--- Information provided ---
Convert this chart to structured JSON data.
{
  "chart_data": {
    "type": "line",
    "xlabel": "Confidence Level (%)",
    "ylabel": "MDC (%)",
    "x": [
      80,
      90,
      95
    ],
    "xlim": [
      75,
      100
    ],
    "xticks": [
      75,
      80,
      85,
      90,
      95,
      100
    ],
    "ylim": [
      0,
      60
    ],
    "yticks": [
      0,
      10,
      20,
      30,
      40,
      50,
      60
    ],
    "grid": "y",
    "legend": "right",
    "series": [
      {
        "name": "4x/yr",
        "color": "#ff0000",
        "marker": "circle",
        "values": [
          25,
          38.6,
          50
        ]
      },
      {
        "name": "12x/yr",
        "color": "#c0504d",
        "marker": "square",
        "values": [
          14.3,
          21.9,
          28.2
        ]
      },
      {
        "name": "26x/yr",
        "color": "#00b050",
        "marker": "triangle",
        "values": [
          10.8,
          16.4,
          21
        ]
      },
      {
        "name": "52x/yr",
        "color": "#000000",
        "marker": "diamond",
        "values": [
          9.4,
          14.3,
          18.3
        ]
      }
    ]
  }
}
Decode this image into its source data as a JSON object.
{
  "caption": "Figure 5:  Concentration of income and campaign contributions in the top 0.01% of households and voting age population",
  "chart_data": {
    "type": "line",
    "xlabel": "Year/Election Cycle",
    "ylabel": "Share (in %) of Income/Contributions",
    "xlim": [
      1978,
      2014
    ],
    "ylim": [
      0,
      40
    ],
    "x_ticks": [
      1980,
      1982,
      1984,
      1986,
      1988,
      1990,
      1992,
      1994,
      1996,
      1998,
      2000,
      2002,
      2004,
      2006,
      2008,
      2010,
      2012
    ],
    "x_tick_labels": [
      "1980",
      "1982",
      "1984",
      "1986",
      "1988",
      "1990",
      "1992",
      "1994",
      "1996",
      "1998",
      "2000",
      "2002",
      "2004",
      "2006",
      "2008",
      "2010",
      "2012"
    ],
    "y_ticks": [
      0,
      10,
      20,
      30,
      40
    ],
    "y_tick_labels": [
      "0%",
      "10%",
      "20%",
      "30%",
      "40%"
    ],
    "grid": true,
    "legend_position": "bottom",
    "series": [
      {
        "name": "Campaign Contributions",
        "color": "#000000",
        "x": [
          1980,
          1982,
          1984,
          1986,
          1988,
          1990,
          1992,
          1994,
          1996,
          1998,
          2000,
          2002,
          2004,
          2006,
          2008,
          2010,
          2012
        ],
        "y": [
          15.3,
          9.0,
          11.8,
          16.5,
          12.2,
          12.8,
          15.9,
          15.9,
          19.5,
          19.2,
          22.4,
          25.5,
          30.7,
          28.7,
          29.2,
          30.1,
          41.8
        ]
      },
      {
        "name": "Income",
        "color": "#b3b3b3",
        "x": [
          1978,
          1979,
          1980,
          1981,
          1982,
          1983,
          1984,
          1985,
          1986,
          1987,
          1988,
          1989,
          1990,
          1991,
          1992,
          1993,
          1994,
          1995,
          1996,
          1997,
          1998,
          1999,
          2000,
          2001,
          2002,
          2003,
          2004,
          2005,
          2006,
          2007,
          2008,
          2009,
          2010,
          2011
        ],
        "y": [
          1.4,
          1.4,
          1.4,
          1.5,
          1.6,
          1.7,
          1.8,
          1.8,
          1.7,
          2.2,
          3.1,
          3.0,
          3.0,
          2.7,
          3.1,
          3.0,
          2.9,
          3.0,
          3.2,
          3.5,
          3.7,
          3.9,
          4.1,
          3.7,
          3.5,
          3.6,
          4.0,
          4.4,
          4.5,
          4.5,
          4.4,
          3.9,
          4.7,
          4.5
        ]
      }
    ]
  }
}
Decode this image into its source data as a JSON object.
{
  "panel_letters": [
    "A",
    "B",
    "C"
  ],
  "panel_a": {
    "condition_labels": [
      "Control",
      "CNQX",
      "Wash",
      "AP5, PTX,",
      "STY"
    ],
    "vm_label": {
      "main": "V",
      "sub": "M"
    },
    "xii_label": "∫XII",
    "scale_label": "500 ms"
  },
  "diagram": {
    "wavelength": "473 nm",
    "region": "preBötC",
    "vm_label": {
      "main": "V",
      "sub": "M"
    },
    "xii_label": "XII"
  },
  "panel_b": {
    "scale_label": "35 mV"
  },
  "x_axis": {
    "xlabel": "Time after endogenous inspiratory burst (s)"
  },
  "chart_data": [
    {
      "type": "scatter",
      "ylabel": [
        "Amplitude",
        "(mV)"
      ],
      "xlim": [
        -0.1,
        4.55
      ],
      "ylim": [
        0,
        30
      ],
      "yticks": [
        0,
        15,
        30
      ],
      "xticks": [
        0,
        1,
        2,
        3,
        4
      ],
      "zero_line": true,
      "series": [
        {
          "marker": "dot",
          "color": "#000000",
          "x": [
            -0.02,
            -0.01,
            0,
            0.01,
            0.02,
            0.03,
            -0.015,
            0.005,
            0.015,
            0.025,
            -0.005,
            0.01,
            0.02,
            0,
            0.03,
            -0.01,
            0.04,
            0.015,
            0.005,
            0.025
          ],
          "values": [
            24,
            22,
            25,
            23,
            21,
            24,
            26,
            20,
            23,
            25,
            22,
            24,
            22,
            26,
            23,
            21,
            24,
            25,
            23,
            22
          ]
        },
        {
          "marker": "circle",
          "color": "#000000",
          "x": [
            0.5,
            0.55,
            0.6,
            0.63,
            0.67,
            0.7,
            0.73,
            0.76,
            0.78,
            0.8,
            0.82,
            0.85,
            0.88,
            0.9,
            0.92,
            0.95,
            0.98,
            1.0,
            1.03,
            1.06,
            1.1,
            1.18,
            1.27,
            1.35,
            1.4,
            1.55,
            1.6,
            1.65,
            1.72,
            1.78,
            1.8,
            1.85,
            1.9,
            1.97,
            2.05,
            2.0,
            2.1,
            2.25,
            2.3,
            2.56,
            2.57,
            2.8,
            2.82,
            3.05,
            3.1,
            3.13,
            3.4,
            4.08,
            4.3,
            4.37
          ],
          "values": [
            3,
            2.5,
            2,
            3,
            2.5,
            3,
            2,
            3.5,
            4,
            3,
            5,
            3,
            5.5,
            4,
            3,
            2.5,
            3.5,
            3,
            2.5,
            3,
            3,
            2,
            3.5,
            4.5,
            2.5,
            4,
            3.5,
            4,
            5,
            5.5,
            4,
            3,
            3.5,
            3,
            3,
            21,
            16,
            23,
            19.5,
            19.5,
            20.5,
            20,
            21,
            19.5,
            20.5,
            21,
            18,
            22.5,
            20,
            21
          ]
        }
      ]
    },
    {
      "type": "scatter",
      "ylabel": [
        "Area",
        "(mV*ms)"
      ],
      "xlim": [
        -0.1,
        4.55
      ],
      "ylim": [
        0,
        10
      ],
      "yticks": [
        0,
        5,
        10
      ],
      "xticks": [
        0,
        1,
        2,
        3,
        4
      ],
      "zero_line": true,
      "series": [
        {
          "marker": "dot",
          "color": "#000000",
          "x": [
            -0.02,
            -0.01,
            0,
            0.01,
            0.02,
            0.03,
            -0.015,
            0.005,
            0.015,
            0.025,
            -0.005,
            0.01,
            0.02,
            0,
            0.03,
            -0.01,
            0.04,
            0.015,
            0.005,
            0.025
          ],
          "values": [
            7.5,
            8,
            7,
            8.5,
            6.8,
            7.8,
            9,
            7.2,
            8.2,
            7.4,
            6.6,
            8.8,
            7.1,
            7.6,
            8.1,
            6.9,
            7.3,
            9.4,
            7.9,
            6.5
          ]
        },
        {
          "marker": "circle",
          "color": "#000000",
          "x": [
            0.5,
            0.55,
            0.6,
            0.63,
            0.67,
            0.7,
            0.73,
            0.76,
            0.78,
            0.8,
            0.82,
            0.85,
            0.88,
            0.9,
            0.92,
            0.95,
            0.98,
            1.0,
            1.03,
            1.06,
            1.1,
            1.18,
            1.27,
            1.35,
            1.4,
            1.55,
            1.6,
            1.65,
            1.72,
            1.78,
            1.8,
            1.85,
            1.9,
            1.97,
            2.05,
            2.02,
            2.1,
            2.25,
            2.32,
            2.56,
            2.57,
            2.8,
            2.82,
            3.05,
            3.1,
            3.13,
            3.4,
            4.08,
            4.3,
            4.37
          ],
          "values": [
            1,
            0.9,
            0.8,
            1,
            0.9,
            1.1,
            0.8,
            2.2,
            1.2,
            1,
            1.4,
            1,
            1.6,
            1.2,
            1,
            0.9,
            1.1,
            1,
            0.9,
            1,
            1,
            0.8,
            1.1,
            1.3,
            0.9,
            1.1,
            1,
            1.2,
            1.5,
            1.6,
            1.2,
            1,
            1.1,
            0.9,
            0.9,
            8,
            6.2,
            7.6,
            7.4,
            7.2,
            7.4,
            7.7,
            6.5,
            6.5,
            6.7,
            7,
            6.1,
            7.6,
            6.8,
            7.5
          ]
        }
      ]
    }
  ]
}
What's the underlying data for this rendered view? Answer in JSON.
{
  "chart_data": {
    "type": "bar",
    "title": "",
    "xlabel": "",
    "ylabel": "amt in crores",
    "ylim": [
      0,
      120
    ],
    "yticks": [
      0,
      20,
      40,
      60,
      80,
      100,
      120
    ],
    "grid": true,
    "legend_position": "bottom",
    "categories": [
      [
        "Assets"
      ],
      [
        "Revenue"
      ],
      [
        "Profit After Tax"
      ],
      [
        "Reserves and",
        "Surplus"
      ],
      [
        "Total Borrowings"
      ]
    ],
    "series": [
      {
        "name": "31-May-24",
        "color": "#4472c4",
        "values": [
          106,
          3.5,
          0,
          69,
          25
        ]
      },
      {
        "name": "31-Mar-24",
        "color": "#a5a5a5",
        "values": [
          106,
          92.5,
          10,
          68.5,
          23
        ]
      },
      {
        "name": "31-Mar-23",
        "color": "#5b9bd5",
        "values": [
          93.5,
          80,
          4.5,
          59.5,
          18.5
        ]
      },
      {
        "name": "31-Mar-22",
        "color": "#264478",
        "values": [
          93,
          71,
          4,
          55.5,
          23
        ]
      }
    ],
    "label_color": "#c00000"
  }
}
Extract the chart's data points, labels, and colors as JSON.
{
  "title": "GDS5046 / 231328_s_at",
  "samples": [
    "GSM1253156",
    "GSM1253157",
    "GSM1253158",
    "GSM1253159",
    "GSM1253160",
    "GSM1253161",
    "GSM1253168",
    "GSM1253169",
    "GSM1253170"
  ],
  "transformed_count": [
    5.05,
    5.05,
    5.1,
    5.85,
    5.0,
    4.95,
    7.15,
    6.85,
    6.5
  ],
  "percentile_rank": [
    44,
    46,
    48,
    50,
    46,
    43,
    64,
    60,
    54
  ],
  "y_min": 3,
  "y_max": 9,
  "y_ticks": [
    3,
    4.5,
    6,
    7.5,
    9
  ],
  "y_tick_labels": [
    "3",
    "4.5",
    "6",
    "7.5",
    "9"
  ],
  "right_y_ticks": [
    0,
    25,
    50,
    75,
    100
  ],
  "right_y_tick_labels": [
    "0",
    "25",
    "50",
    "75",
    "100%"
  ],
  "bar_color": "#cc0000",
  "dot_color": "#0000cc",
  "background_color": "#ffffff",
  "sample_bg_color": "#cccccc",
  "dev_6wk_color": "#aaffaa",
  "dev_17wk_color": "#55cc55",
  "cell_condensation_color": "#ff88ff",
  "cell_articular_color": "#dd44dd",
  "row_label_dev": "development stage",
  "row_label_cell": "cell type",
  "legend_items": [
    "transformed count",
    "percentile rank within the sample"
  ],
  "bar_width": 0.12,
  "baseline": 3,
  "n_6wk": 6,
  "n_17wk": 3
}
---
Aim of the exercise.
Check each line of the entries above, and show every one holding the word "xlabel".

Result for this exercise.
    "xlabel": "Confidence Level (%)",
    "xlabel": "Year/Election Cycle",
    "xlabel": "Time after endogenous inspiratory burst (s)"
    "xlabel": "",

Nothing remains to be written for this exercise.